(Records from a data collection)
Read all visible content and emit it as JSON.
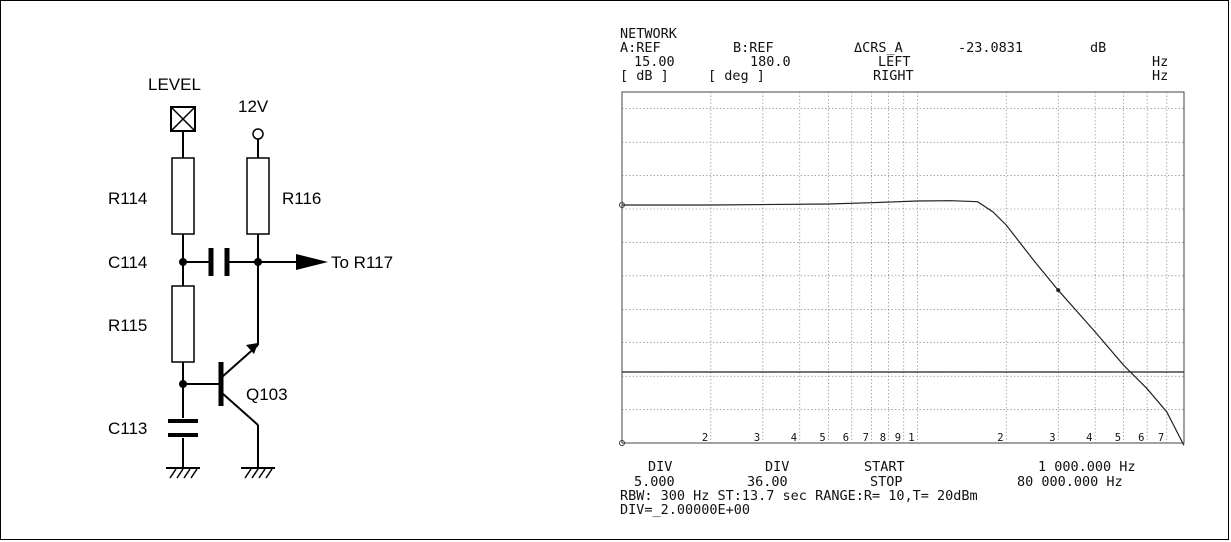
{
  "schematic": {
    "labels": {
      "level": "LEVEL",
      "supply": "12V",
      "r114": "R114",
      "r116": "R116",
      "c114": "C114",
      "to_r117": "To R117",
      "r115": "R115",
      "q103": "Q103",
      "c113": "C113"
    }
  },
  "analyzer": {
    "header": {
      "line1": "NETWORK",
      "a_ref": "A:REF",
      "b_ref": "B:REF",
      "crs": "ΔCRS_A",
      "crs_value": "-23.0831",
      "crs_unit": "dB",
      "a_value": "15.00",
      "b_value": "180.0",
      "left": "LEFT",
      "hz_top": "Hz",
      "a_units": "[  dB    ]",
      "b_units": "[  deg   ]",
      "right": "RIGHT",
      "hz_bottom": "Hz"
    },
    "x_tick_labels": [
      "2",
      "3",
      "4",
      "5",
      "6",
      "7",
      "8",
      "9",
      "1",
      "2",
      "3",
      "4",
      "5",
      "6",
      "7"
    ],
    "footer": {
      "div_a_label": "DIV",
      "div_b_label": "DIV",
      "start_label": "START",
      "start_value": "1 000.000 Hz",
      "div_a_value": "5.000",
      "div_b_value": "36.00",
      "stop_label": "STOP",
      "stop_value": "80 000.000 Hz",
      "rbw_line": "RBW: 300 Hz ST:13.7 sec RANGE:R= 10,T= 20dBm",
      "div_line": "DIV=_2.00000E+00"
    }
  },
  "chart_data": {
    "type": "line",
    "x_scale": "log",
    "x_range_hz": [
      1000,
      80000
    ],
    "grid": true,
    "x_decade_ticks_hz": [
      1000,
      2000,
      3000,
      4000,
      5000,
      6000,
      7000,
      8000,
      9000,
      10000,
      20000,
      30000,
      40000,
      50000,
      60000,
      70000
    ],
    "series": [
      {
        "x_hz": [
          1000,
          2000,
          5000,
          7000,
          10000,
          13000,
          16000,
          18000,
          20000,
          25000,
          30000,
          40000,
          50000,
          60000,
          70000,
          80000
        ],
        "y_div": [
          0,
          0,
          0.03,
          0.07,
          0.12,
          0.13,
          0.1,
          -0.2,
          -0.6,
          -1.7,
          -2.55,
          -3.8,
          -4.8,
          -5.5,
          -6.2,
          -7.2
        ]
      },
      {
        "x_hz": [
          1000,
          80000
        ],
        "y_div": [
          -5.0,
          -5.0
        ]
      }
    ]
  }
}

WRITTEN REQUEST →
Using the records above, output their complete text exactly, minus any images.

RESULT OF THE TASK →
Read all visible content and emit it as JSON.
{
  "schematic": {
    "labels": {
      "level": "LEVEL",
      "supply": "12V",
      "r114": "R114",
      "r116": "R116",
      "c114": "C114",
      "to_r117": "To R117",
      "r115": "R115",
      "q103": "Q103",
      "c113": "C113"
    }
  },
  "analyzer": {
    "header": {
      "line1": "NETWORK",
      "a_ref": "A:REF",
      "b_ref": "B:REF",
      "crs": "ΔCRS_A",
      "crs_value": "-23.0831",
      "crs_unit": "dB",
      "a_value": "15.00",
      "b_value": "180.0",
      "left": "LEFT",
      "hz_top": "Hz",
      "a_units": "[  dB    ]",
      "b_units": "[  deg   ]",
      "right": "RIGHT",
      "hz_bottom": "Hz"
    },
    "x_tick_labels": [
      "2",
      "3",
      "4",
      "5",
      "6",
      "7",
      "8",
      "9",
      "1",
      "2",
      "3",
      "4",
      "5",
      "6",
      "7"
    ],
    "footer": {
      "div_a_label": "DIV",
      "div_b_label": "DIV",
      "start_label": "START",
      "start_value": "1 000.000 Hz",
      "div_a_value": "5.000",
      "div_b_value": "36.00",
      "stop_label": "STOP",
      "stop_value": "80 000.000 Hz",
      "rbw_line": "RBW: 300 Hz ST:13.7 sec RANGE:R= 10,T= 20dBm",
      "div_line": "DIV=_2.00000E+00"
    }
  },
  "chart_data": {
    "type": "line",
    "x_scale": "log",
    "x_range_hz": [
      1000,
      80000
    ],
    "grid": true,
    "x_decade_ticks_hz": [
      1000,
      2000,
      3000,
      4000,
      5000,
      6000,
      7000,
      8000,
      9000,
      10000,
      20000,
      30000,
      40000,
      50000,
      60000,
      70000
    ],
    "series": [
      {
        "x_hz": [
          1000,
          2000,
          5000,
          7000,
          10000,
          13000,
          16000,
          18000,
          20000,
          25000,
          30000,
          40000,
          50000,
          60000,
          70000,
          80000
        ],
        "y_div": [
          0,
          0,
          0.03,
          0.07,
          0.12,
          0.13,
          0.1,
          -0.2,
          -0.6,
          -1.7,
          -2.55,
          -3.8,
          -4.8,
          -5.5,
          -6.2,
          -7.2
        ]
      },
      {
        "x_hz": [
          1000,
          80000
        ],
        "y_div": [
          -5.0,
          -5.0
        ]
      }
    ]
  }
}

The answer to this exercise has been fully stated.